Data records:
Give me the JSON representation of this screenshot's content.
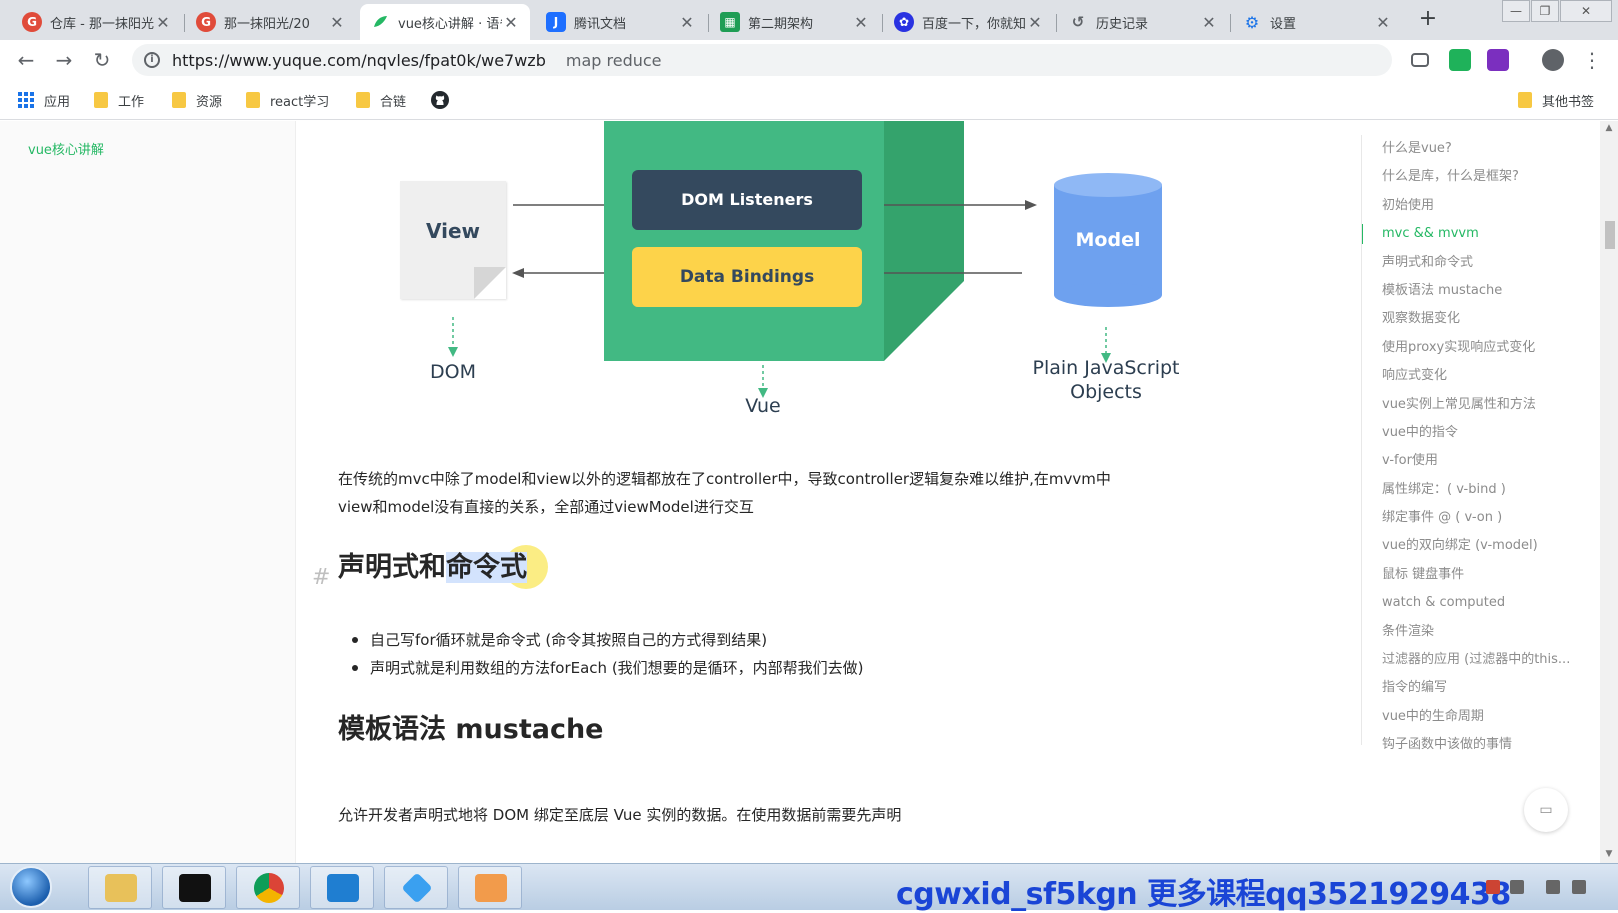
{
  "browser": {
    "tabs": [
      {
        "title": "仓库 - 那一抹阳光",
        "icon": "yuque-red-icon",
        "color": "#e04b3a"
      },
      {
        "title": "那一抹阳光/20",
        "icon": "yuque-red-icon",
        "color": "#e04b3a"
      },
      {
        "title": "vue核心讲解 · 语雀",
        "icon": "yuque-green-icon",
        "color": "#25b864",
        "active": true
      },
      {
        "title": "腾讯文档",
        "icon": "tencent-docs-icon",
        "color": "#1e6fff"
      },
      {
        "title": "第二期架构",
        "icon": "sheet-icon",
        "color": "#1f9d55"
      },
      {
        "title": "百度一下，你就知道",
        "icon": "baidu-paw-icon",
        "color": "#2932e1"
      },
      {
        "title": "历史记录",
        "icon": "history-icon",
        "color": "#5f6368"
      },
      {
        "title": "设置",
        "icon": "gear-icon",
        "color": "#1a73e8"
      }
    ],
    "new_tab": "+",
    "url": "https://www.yuque.com/nqvles/fpat0k/we7wzb",
    "url_suffix": "map reduce",
    "bookmarks": [
      {
        "label": "应用",
        "icon": "apps-grid-icon"
      },
      {
        "label": "工作",
        "icon": "folder-icon"
      },
      {
        "label": "资源",
        "icon": "folder-icon"
      },
      {
        "label": "react学习",
        "icon": "folder-icon"
      },
      {
        "label": "合链",
        "icon": "folder-icon"
      },
      {
        "label": "",
        "icon": "github-icon"
      }
    ],
    "other_bookmarks": "其他书签"
  },
  "left_nav": {
    "doc_link": "vue核心讲解"
  },
  "diagram": {
    "view": "View",
    "dom_listeners": "DOM Listeners",
    "data_bindings": "Data Bindings",
    "model": "Model",
    "dom": "DOM",
    "vue": "Vue",
    "plain_js_line1": "Plain JavaScript",
    "plain_js_line2": "Objects"
  },
  "article": {
    "para1_line1": "在传统的mvc中除了model和view以外的逻辑都放在了controller中，导致controller逻辑复杂难以维护,在mvvm中",
    "para1_line2": "view和model没有直接的关系，全部通过viewModel进行交互",
    "h_declarative_a": "声明式和",
    "h_declarative_b": "命令式",
    "bullets": [
      "自己写for循环就是命令式 (命令其按照自己的方式得到结果)",
      "声明式就是利用数组的方法forEach (我们想要的是循环，内部帮我们去做)"
    ],
    "h_template": "模板语法 mustache",
    "para2": "允许开发者声明式地将 DOM 绑定至底层 Vue 实例的数据。在使用数据前需要先声明"
  },
  "toc": [
    "什么是vue?",
    "什么是库，什么是框架?",
    "初始使用",
    "mvc && mvvm",
    "声明式和命令式",
    "模板语法 mustache",
    "观察数据变化",
    "使用proxy实现响应式变化",
    "响应式变化",
    "vue实例上常见属性和方法",
    "vue中的指令",
    "v-for使用",
    "属性绑定：( v-bind )",
    "绑定事件 @ ( v-on )",
    "vue的双向绑定 (v-model)",
    "鼠标 键盘事件",
    "watch & computed",
    "条件渲染",
    "过滤器的应用 (过滤器中的this...",
    "指令的编写",
    "vue中的生命周期",
    "钩子函数中该做的事情"
  ],
  "toc_active_index": 3,
  "taskbar": {
    "watermark": "cgwxid_sf5kgn 更多课程qq3521929438",
    "apps": [
      "file-explorer-icon",
      "terminal-icon",
      "chrome-icon",
      "vscode-icon",
      "app-diamond-icon",
      "sublime-icon"
    ]
  },
  "colors": {
    "vue_green": "#42b983",
    "vue_dark": "#34495e",
    "binding_yellow": "#fdd34a",
    "model_blue": "#6ea1ef",
    "accent_green": "#25b864"
  }
}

Task goal:
Copy all the lines above that hold the string "mustache".

Exercise output:
    "h_template": "模板语法 mustache",
    "模板语法 mustache",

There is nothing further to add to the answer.